Your answer must contain each line of the listing in which "Coordinate" appears, copied in full.

[[ Excerpted records open ]]

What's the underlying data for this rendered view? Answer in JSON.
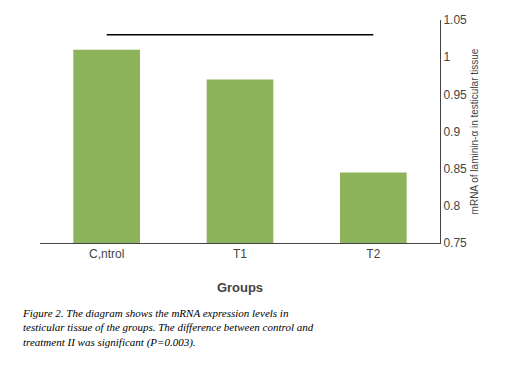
{
  "chart_data": {
    "type": "bar",
    "categories": [
      "C,ntrol",
      "T1",
      "T2"
    ],
    "values": [
      1.01,
      0.97,
      0.845
    ],
    "color": "#8db45a",
    "xlabel": "Groups",
    "ylabel": "mRNA of laminin-α in testicular tissue",
    "ylim": [
      0.75,
      1.05
    ],
    "yticks": [
      0.75,
      0.8,
      0.85,
      0.9,
      0.95,
      1,
      1.05
    ],
    "grid": false,
    "sig_line": {
      "from": "C,ntrol",
      "to": "T2",
      "y": 1.03
    },
    "caption": "Figure 2. The diagram shows the mRNA expression levels in\ntesticular tissue of the groups. The difference between control and\ntreatment II was significant (P=0.003)."
  }
}
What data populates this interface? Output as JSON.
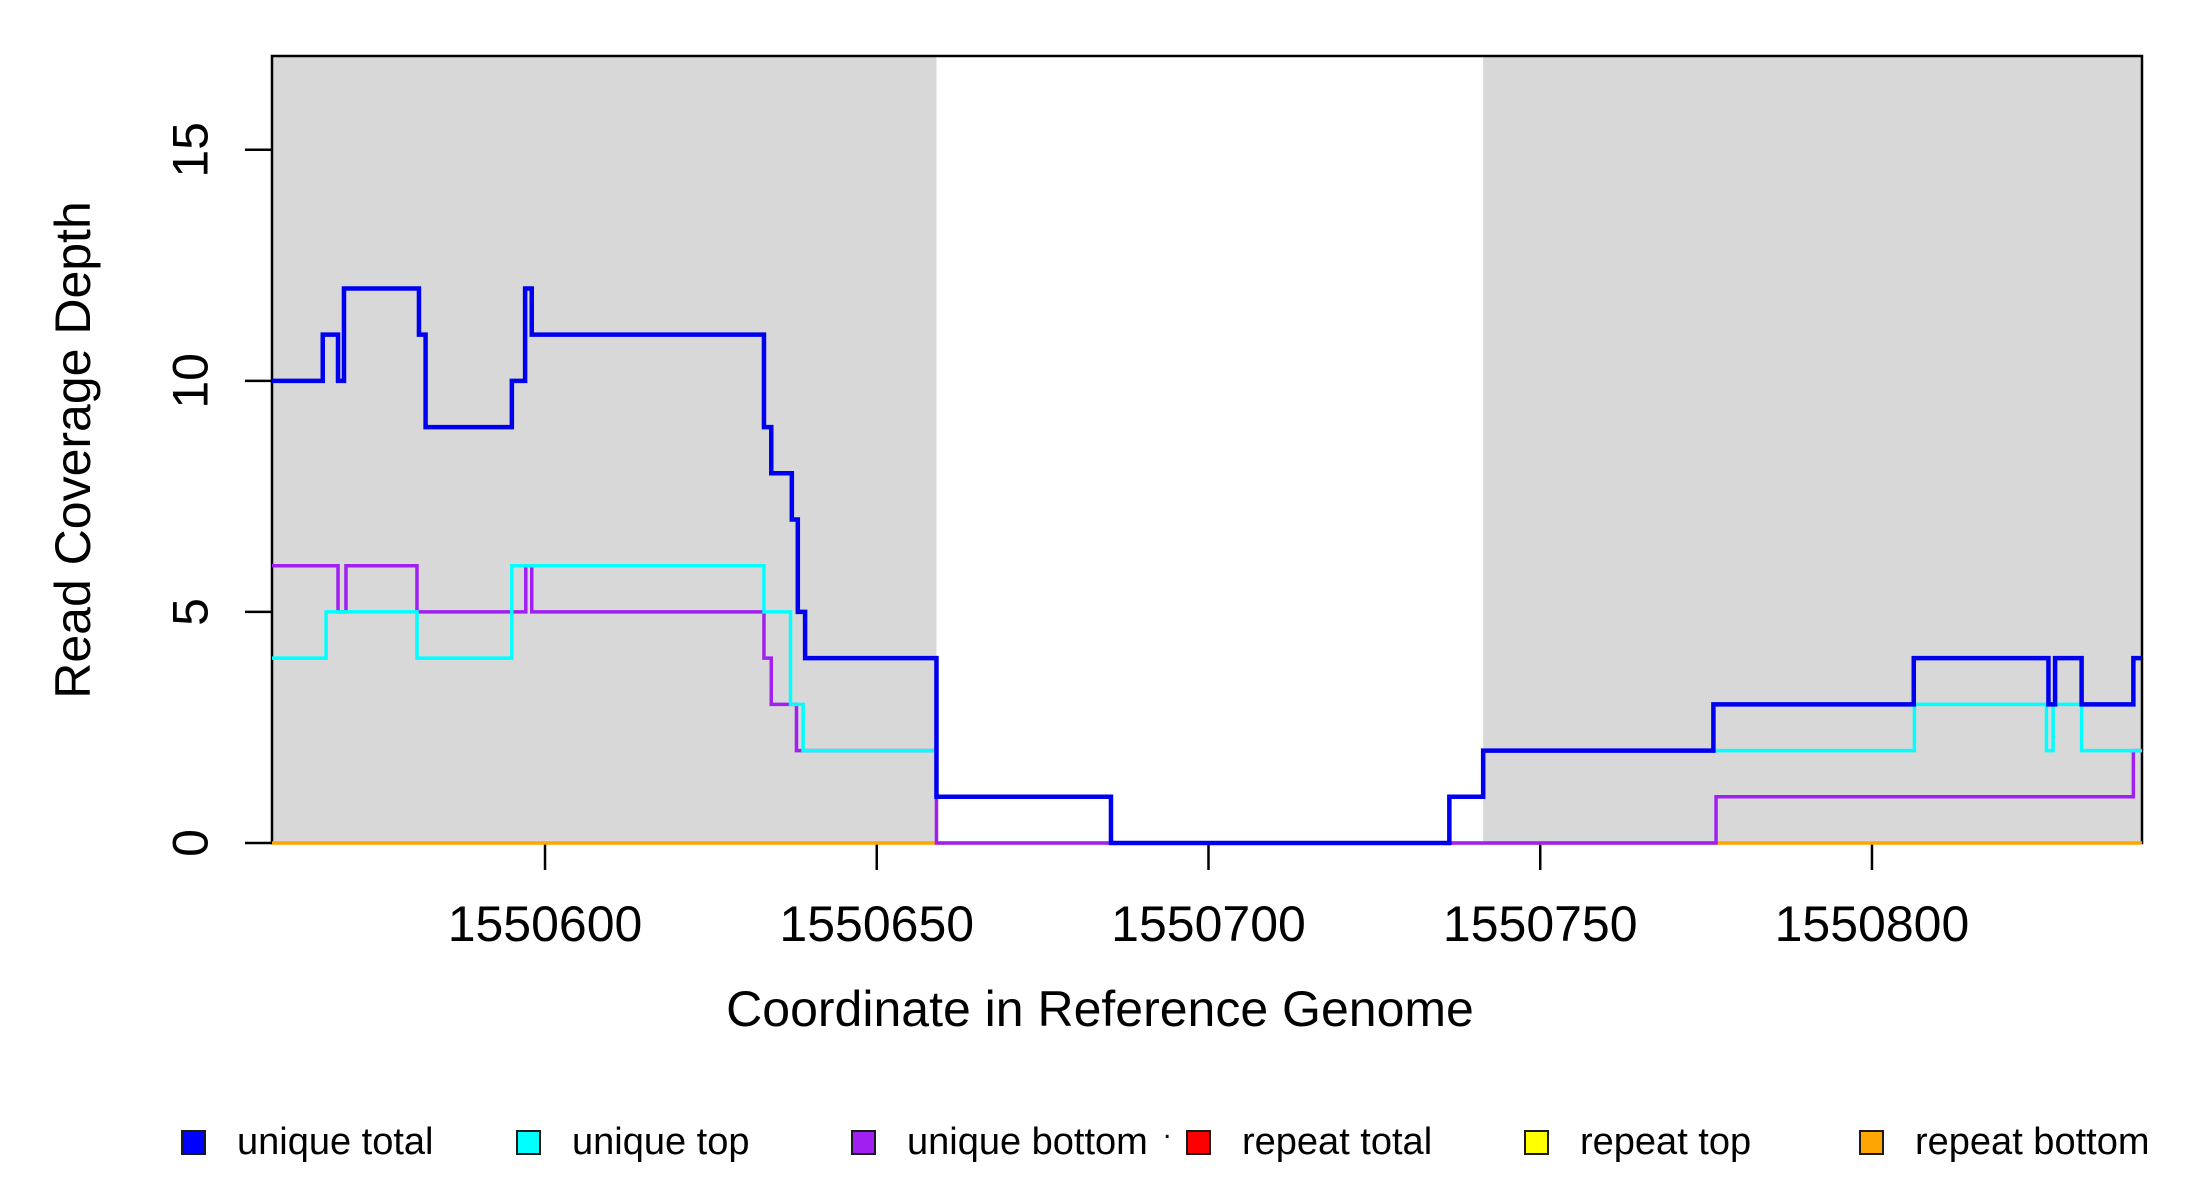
{
  "figure": {
    "background_color": "#FFFFFF",
    "x_axis_title": "Coordinate in Reference Genome",
    "y_axis_title": "Read Coverage Depth",
    "artifact_dot": "."
  },
  "chart_data": {
    "type": "line",
    "subtype": "step",
    "title": "",
    "xlabel": "Coordinate in Reference Genome",
    "ylabel": "Read Coverage Depth",
    "xlim": [
      1550558.85,
      1550840.7
    ],
    "ylim": [
      0,
      17.03
    ],
    "x_ticks": [
      1550600,
      1550650,
      1550700,
      1550750,
      1550800
    ],
    "y_ticks": [
      0,
      5,
      10,
      15
    ],
    "grid": false,
    "legend_position": "bottom",
    "box_color": "#000000",
    "shaded_regions": [
      {
        "x0": 1550558.85,
        "x1": 1550659.0,
        "color": "#D8D8D8"
      },
      {
        "x0": 1550741.4,
        "x1": 1550840.7,
        "color": "#D8D8D8"
      }
    ],
    "draw_order": [
      3,
      4,
      5,
      2,
      1,
      0
    ],
    "series": [
      {
        "name": "unique total",
        "color": "#0000EE",
        "line_width": 4.5,
        "points": [
          [
            1550558.85,
            10
          ],
          [
            1550566.5,
            11
          ],
          [
            1550568.8,
            10
          ],
          [
            1550569.7,
            12
          ],
          [
            1550581.0,
            11
          ],
          [
            1550582.0,
            9
          ],
          [
            1550595.0,
            10
          ],
          [
            1550597.0,
            12
          ],
          [
            1550598.0,
            11
          ],
          [
            1550633.0,
            9
          ],
          [
            1550634.1,
            8
          ],
          [
            1550637.2,
            7
          ],
          [
            1550638.1,
            5
          ],
          [
            1550639.2,
            4
          ],
          [
            1550659.0,
            1
          ],
          [
            1550685.3,
            0
          ],
          [
            1550736.3,
            1
          ],
          [
            1550741.4,
            2
          ],
          [
            1550776.1,
            3
          ],
          [
            1550806.3,
            4
          ],
          [
            1550826.6,
            3
          ],
          [
            1550827.6,
            4
          ],
          [
            1550831.6,
            3
          ],
          [
            1550839.4,
            4
          ]
        ]
      },
      {
        "name": "unique top",
        "color": "#00FFFF",
        "line_width": 3.5,
        "points": [
          [
            1550558.85,
            4
          ],
          [
            1550567.0,
            5
          ],
          [
            1550580.7,
            4
          ],
          [
            1550595.0,
            6
          ],
          [
            1550633.0,
            5
          ],
          [
            1550637.0,
            3
          ],
          [
            1550638.9,
            2
          ],
          [
            1550659.0,
            1
          ],
          [
            1550685.3,
            0
          ],
          [
            1550736.3,
            1
          ],
          [
            1550741.4,
            2
          ],
          [
            1550806.4,
            3
          ],
          [
            1550826.3,
            2
          ],
          [
            1550827.3,
            3
          ],
          [
            1550831.6,
            2
          ]
        ]
      },
      {
        "name": "unique bottom",
        "color": "#A020F0",
        "line_width": 3.5,
        "points": [
          [
            1550558.85,
            6
          ],
          [
            1550568.8,
            5
          ],
          [
            1550570.0,
            6
          ],
          [
            1550580.7,
            5
          ],
          [
            1550597.1,
            6
          ],
          [
            1550598.0,
            5
          ],
          [
            1550633.0,
            4
          ],
          [
            1550634.1,
            3
          ],
          [
            1550637.9,
            2
          ],
          [
            1550659.0,
            0
          ],
          [
            1550776.5,
            1
          ],
          [
            1550839.4,
            2
          ]
        ]
      },
      {
        "name": "repeat total",
        "color": "#FF0000",
        "line_width": 3,
        "points": [
          [
            1550558.85,
            0
          ]
        ]
      },
      {
        "name": "repeat top",
        "color": "#FFFF00",
        "line_width": 3,
        "points": [
          [
            1550558.85,
            0
          ]
        ]
      },
      {
        "name": "repeat bottom",
        "color": "#FFA500",
        "line_width": 3.5,
        "points": [
          [
            1550558.85,
            0
          ]
        ]
      }
    ]
  },
  "legend": {
    "items": [
      {
        "label": "unique total",
        "color": "#0000FF"
      },
      {
        "label": "unique top",
        "color": "#00FFFF"
      },
      {
        "label": "unique bottom",
        "color": "#A020F0"
      },
      {
        "label": "repeat total",
        "color": "#FF0000"
      },
      {
        "label": "repeat top",
        "color": "#FFFF00"
      },
      {
        "label": "repeat bottom",
        "color": "#FFA500"
      }
    ]
  }
}
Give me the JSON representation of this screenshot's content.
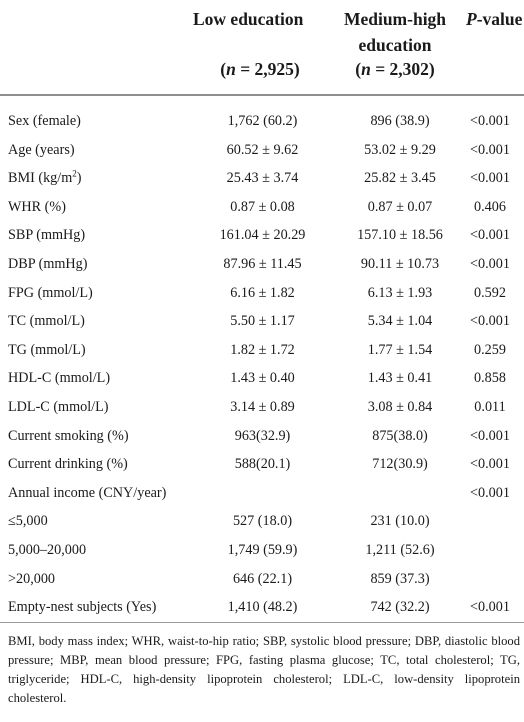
{
  "header": {
    "col1_title": "Low education",
    "col2_title_line1": "Medium-high",
    "col2_title_line2": "education",
    "col3_title_italic": "P",
    "col3_title_rest": "-value",
    "col1_n_label": "n",
    "col1_n_value": " = 2,925",
    "col2_n_label": "n",
    "col2_n_value": " = 2,302"
  },
  "rows": [
    {
      "label": "Sex (female)",
      "low": "1,762 (60.2)",
      "medhigh": "896 (38.9)",
      "p": "<0.001"
    },
    {
      "label": "Age (years)",
      "low": "60.52 ± 9.62",
      "medhigh": "53.02 ± 9.29",
      "p": "<0.001"
    },
    {
      "label_pre": "BMI (kg/m",
      "label_sup": "2",
      "label_post": ")",
      "low": "25.43 ± 3.74",
      "medhigh": "25.82 ± 3.45",
      "p": "<0.001"
    },
    {
      "label": "WHR (%)",
      "low": "0.87 ± 0.08",
      "medhigh": "0.87 ± 0.07",
      "p": "0.406"
    },
    {
      "label": "SBP (mmHg)",
      "low": "161.04 ± 20.29",
      "medhigh": "157.10 ± 18.56",
      "p": "<0.001"
    },
    {
      "label": "DBP (mmHg)",
      "low": "87.96 ± 11.45",
      "medhigh": "90.11 ± 10.73",
      "p": "<0.001"
    },
    {
      "label": "FPG (mmol/L)",
      "low": "6.16 ± 1.82",
      "medhigh": "6.13 ± 1.93",
      "p": "0.592"
    },
    {
      "label": "TC (mmol/L)",
      "low": "5.50 ± 1.17",
      "medhigh": "5.34 ± 1.04",
      "p": "<0.001"
    },
    {
      "label": "TG (mmol/L)",
      "low": "1.82 ± 1.72",
      "medhigh": "1.77 ± 1.54",
      "p": "0.259"
    },
    {
      "label": "HDL-C (mmol/L)",
      "low": "1.43 ± 0.40",
      "medhigh": "1.43 ± 0.41",
      "p": "0.858"
    },
    {
      "label": "LDL-C (mmol/L)",
      "low": "3.14 ± 0.89",
      "medhigh": "3.08 ± 0.84",
      "p": "0.011"
    },
    {
      "label": "Current smoking (%)",
      "low": "963(32.9)",
      "medhigh": "875(38.0)",
      "p": "<0.001"
    },
    {
      "label": "Current drinking (%)",
      "low": "588(20.1)",
      "medhigh": "712(30.9)",
      "p": "<0.001"
    },
    {
      "label": "Annual income (CNY/year)",
      "low": "",
      "medhigh": "",
      "p": "<0.001"
    },
    {
      "label": "≤5,000",
      "low": "527 (18.0)",
      "medhigh": "231 (10.0)",
      "p": ""
    },
    {
      "label": "5,000–20,000",
      "low": "1,749 (59.9)",
      "medhigh": "1,211 (52.6)",
      "p": ""
    },
    {
      "label": ">20,000",
      "low": "646 (22.1)",
      "medhigh": "859 (37.3)",
      "p": ""
    },
    {
      "label": "Empty-nest subjects (Yes)",
      "low": "1,410 (48.2)",
      "medhigh": "742 (32.2)",
      "p": "<0.001"
    }
  ],
  "footnote": "BMI, body mass index; WHR, waist-to-hip ratio; SBP, systolic blood pressure; DBP, diastolic blood pressure; MBP, mean blood pressure; FPG, fasting plasma glucose; TC, total cholesterol; TG, triglyceride; HDL-C, high-density lipoprotein cholesterol; LDL-C, low-density lipoprotein cholesterol."
}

[[ Excerpted records closed ]]

## Result below
    "x_axis_title": "Coordinate in Reference Genome",
    "xlabel": "Coordinate in Reference Genome",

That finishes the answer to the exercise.